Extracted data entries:
::::

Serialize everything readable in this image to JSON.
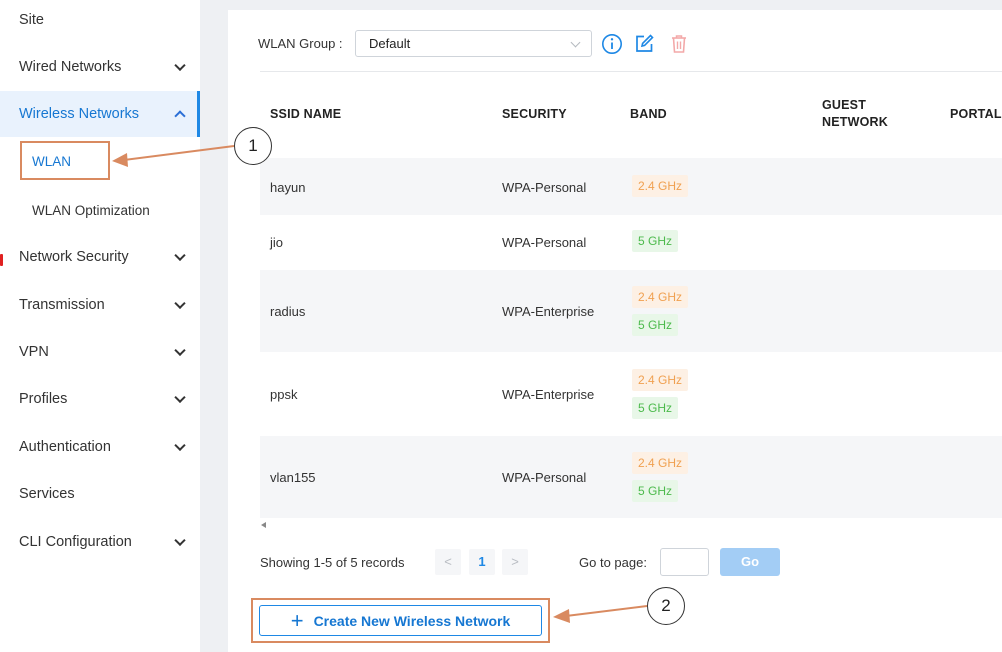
{
  "sidebar": {
    "items": [
      {
        "label": "Site"
      },
      {
        "label": "Wired Networks"
      },
      {
        "label": "Wireless Networks"
      },
      {
        "label": "WLAN"
      },
      {
        "label": "WLAN Optimization"
      },
      {
        "label": "Network Security"
      },
      {
        "label": "Transmission"
      },
      {
        "label": "VPN"
      },
      {
        "label": "Profiles"
      },
      {
        "label": "Authentication"
      },
      {
        "label": "Services"
      },
      {
        "label": "CLI Configuration"
      }
    ]
  },
  "wlan_group": {
    "label": "WLAN Group :",
    "value": "Default",
    "icons": [
      "info-icon",
      "edit-icon",
      "delete-icon"
    ]
  },
  "table": {
    "columns": [
      "SSID NAME",
      "SECURITY",
      "BAND",
      "GUEST\nNETWORK",
      "PORTAL"
    ],
    "rows": [
      {
        "ssid": "hayun",
        "security": "WPA-Personal",
        "bands": [
          "2.4 GHz"
        ]
      },
      {
        "ssid": "jio",
        "security": "WPA-Personal",
        "bands": [
          "5 GHz"
        ]
      },
      {
        "ssid": "radius",
        "security": "WPA-Enterprise",
        "bands": [
          "2.4 GHz",
          "5 GHz"
        ]
      },
      {
        "ssid": "ppsk",
        "security": "WPA-Enterprise",
        "bands": [
          "2.4 GHz",
          "5 GHz"
        ]
      },
      {
        "ssid": "vlan155",
        "security": "WPA-Personal",
        "bands": [
          "2.4 GHz",
          "5 GHz"
        ]
      }
    ]
  },
  "pagination": {
    "summary": "Showing 1-5 of 5 records",
    "prev": "<",
    "current_page": "1",
    "next": ">",
    "goto_label": "Go to page:",
    "go_label": "Go"
  },
  "create_button": {
    "plus": "+",
    "label": "Create New Wireless Network"
  },
  "callouts": [
    "1",
    "2"
  ],
  "colors": {
    "accent": "#1e88e5",
    "band_24_text": "#f0a050",
    "band_5_text": "#4cba4c",
    "annotation": "#d98a60"
  }
}
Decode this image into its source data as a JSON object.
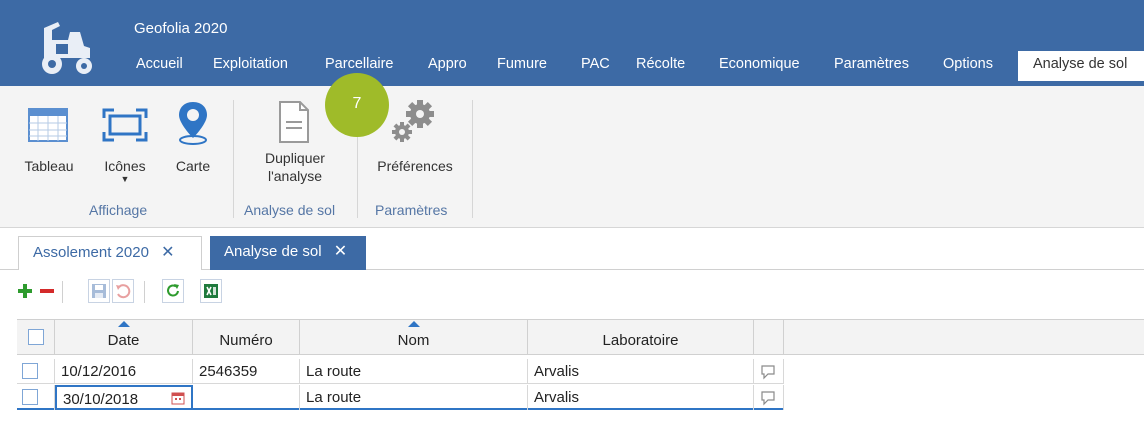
{
  "app": {
    "title": "Geofolia 2020"
  },
  "menu": {
    "items": [
      {
        "label": "Accueil"
      },
      {
        "label": "Exploitation"
      },
      {
        "label": "Parcellaire"
      },
      {
        "label": "Appro"
      },
      {
        "label": "Fumure"
      },
      {
        "label": "PAC"
      },
      {
        "label": "Récolte"
      },
      {
        "label": "Economique"
      },
      {
        "label": "Paramètres"
      },
      {
        "label": "Options"
      },
      {
        "label": "Analyse de sol"
      }
    ]
  },
  "ribbon": {
    "tableau": "Tableau",
    "icones": "Icônes",
    "carte": "Carte",
    "dupliquer_line1": "Dupliquer",
    "dupliquer_line2": "l'analyse",
    "preferences": "Préférences",
    "groups": {
      "affichage": "Affichage",
      "analyse": "Analyse de sol",
      "parametres": "Paramètres"
    }
  },
  "badge": "7",
  "tabs": [
    {
      "label": "Assolement 2020",
      "close": "✕"
    },
    {
      "label": "Analyse de sol",
      "close": "✕"
    }
  ],
  "colors": {
    "brand": "#3d6aa5",
    "badge": "#9fbb29",
    "add": "#2e9b2e",
    "remove": "#d42a2a",
    "refresh": "#2e9b2e",
    "excel": "#1f7a3d"
  },
  "table": {
    "columns": [
      "Date",
      "Numéro",
      "Nom",
      "Laboratoire"
    ],
    "rows": [
      {
        "date": "10/12/2016",
        "numero": "2546359",
        "nom": "La route",
        "laboratoire": "Arvalis"
      },
      {
        "date": "30/10/2018",
        "numero": "",
        "nom": "La route",
        "laboratoire": "Arvalis"
      }
    ]
  }
}
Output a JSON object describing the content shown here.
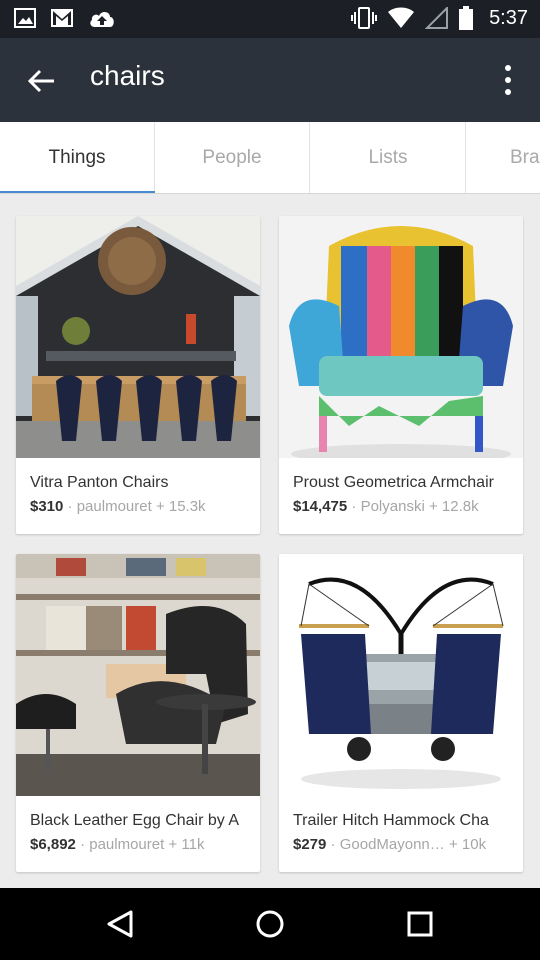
{
  "statusbar": {
    "time": "5:37"
  },
  "appbar": {
    "title": "chairs"
  },
  "tabs": [
    {
      "label": "Things",
      "active": true
    },
    {
      "label": "People",
      "active": false
    },
    {
      "label": "Lists",
      "active": false
    },
    {
      "label": "Bra",
      "active": false
    }
  ],
  "products": [
    {
      "name": "Vitra Panton Chairs",
      "price": "$310",
      "sep": "·",
      "user": "paulmouret",
      "saves": "+ 15.3k"
    },
    {
      "name": "Proust Geometrica Armchair",
      "price": "$14,475",
      "sep": "·",
      "user": "Polyanski",
      "saves": "+ 12.8k"
    },
    {
      "name": "Black Leather Egg Chair by A",
      "price": "$6,892",
      "sep": "·",
      "user": "paulmouret",
      "saves": "+ 11k"
    },
    {
      "name": "Trailer Hitch Hammock Cha",
      "price": "$279",
      "sep": "·",
      "user": "GoodMayonn…",
      "saves": "+ 10k"
    }
  ],
  "colors": {
    "statusbar": "#1c2026",
    "appbar": "#2c323c",
    "tab_indicator": "#4a8ad0",
    "background": "#ececec"
  }
}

::::

• Directions for this task: From the records above, copy every line that holds the word "Wireless".

• Response for this exercise:
        "label": "Wireless Networks"
    "label": "Create New Wireless Network"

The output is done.